Cape Pterartoria wolf spider

Scientific classification
- Kingdom: Animalia
- Phylum: Arthropoda
- Subphylum: Chelicerata
- Class: Arachnida
- Order: Araneae
- Infraorder: Araneomorphae
- Family: Lycosidae
- Genus: Pterartoria
- Species: P. sagae
- Binomial name: Pterartoria sagae Purcell, 1903
- Synonyms: Pterartoriola sagae Roewer, 1955 ;

= Pterartoria sagae =

- Authority: Purcell, 1903

Species of spider

Pterartoria sagae is a species of spider in the family Lycosidae. It is endemic to South Africa and is commonly known as the Cape Pterartoria wolf spider.

==Distribution==

Pterartoria sagae is found in South Africa. It is endemic to the Western Cape province and known only from the type locality Hex River Valley near Worcester. The species occurs at an altitude of 242 m.

==Habitat and ecology==
Pterartoria sagae is a free-running ground dwelling spider sampled from the Fynbos biome.

PARTS OF THE EXERCISE.
(A) According to the wolf spider text, what is the only known locality for Pterartoria sagae?
(B) Extend the text on the Cape Pterartoria wolf spider beyond its final sentence.
The data that follows comes from a separate source and has no connection to the wolf spider text.

PROVIDED MATERIAL.

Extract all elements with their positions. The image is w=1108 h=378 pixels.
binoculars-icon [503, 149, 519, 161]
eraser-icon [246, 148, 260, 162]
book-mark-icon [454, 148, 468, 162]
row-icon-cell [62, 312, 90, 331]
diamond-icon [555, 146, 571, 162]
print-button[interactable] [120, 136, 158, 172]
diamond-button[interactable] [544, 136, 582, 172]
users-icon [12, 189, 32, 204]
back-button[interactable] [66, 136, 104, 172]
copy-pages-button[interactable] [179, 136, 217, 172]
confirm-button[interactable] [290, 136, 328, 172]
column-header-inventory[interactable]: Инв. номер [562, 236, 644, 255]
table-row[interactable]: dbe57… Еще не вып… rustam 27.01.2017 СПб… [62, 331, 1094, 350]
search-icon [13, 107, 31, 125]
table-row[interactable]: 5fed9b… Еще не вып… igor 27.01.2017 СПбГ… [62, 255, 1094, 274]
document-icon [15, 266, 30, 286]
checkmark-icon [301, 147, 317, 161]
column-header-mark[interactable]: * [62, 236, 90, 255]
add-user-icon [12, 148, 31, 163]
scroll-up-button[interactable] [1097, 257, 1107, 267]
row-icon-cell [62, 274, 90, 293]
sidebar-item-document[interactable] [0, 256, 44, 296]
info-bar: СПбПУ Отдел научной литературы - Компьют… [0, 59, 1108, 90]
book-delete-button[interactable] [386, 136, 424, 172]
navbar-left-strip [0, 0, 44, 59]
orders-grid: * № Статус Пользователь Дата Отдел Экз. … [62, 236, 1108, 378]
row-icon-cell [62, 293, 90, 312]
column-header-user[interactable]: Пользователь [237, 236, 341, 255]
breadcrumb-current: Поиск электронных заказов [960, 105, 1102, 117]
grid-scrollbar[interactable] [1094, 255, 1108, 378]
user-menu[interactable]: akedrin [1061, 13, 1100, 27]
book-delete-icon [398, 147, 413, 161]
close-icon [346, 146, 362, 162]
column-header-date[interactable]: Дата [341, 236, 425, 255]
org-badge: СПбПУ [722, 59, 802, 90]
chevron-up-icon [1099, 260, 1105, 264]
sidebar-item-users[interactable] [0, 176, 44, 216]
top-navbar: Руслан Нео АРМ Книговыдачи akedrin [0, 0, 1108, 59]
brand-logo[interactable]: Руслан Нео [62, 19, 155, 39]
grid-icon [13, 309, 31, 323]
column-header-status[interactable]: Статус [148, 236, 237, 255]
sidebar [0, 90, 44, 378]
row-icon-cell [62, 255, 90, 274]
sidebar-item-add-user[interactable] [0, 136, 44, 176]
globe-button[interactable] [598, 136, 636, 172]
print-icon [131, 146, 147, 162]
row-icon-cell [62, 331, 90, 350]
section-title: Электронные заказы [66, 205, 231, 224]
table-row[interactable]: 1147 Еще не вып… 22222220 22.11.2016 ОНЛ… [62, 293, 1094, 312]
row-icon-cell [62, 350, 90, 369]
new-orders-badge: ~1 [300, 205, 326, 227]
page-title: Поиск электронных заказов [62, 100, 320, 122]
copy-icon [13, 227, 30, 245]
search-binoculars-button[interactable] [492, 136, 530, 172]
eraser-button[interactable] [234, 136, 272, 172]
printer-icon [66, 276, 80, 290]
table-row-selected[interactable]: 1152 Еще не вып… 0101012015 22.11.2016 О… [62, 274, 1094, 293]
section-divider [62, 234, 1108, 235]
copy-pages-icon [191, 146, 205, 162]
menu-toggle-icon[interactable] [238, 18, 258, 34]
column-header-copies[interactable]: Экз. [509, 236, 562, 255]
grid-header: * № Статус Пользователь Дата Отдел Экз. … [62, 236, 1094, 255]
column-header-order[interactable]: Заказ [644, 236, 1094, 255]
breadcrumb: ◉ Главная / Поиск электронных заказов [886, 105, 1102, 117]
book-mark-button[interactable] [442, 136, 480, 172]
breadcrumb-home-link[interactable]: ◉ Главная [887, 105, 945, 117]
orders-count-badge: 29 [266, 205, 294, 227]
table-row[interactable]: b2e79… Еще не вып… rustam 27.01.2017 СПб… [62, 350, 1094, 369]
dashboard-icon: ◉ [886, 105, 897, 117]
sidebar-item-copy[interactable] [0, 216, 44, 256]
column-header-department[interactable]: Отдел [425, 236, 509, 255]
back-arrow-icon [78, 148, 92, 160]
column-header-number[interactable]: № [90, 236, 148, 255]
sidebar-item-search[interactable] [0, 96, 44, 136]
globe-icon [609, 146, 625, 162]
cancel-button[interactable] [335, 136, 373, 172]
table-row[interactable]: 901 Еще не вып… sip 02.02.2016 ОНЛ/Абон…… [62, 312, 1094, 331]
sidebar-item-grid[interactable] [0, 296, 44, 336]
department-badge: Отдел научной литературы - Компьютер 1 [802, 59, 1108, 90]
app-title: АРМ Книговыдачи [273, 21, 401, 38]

RESULTS OF THE TASKS.
(A) The Hex River Valley near Worcester, in the Western Cape province.

(B)
==Conservation==
Pterartoria sagae is listed as Data Deficient for Taxonomic purposes by the South African National Biodiversity Institute. Threats to the species are unknown and additional sampling is needed to collect males and determine the species' range.

==Taxonomy==
Pterartoria sagae was described by Purcell in 1903 from the Hex River Valley. The species was transferred to Pterartoriola by Roewer in 1955 and back to Pterartoria by Russell-Smith and Roberts in 2017. It is known only from females.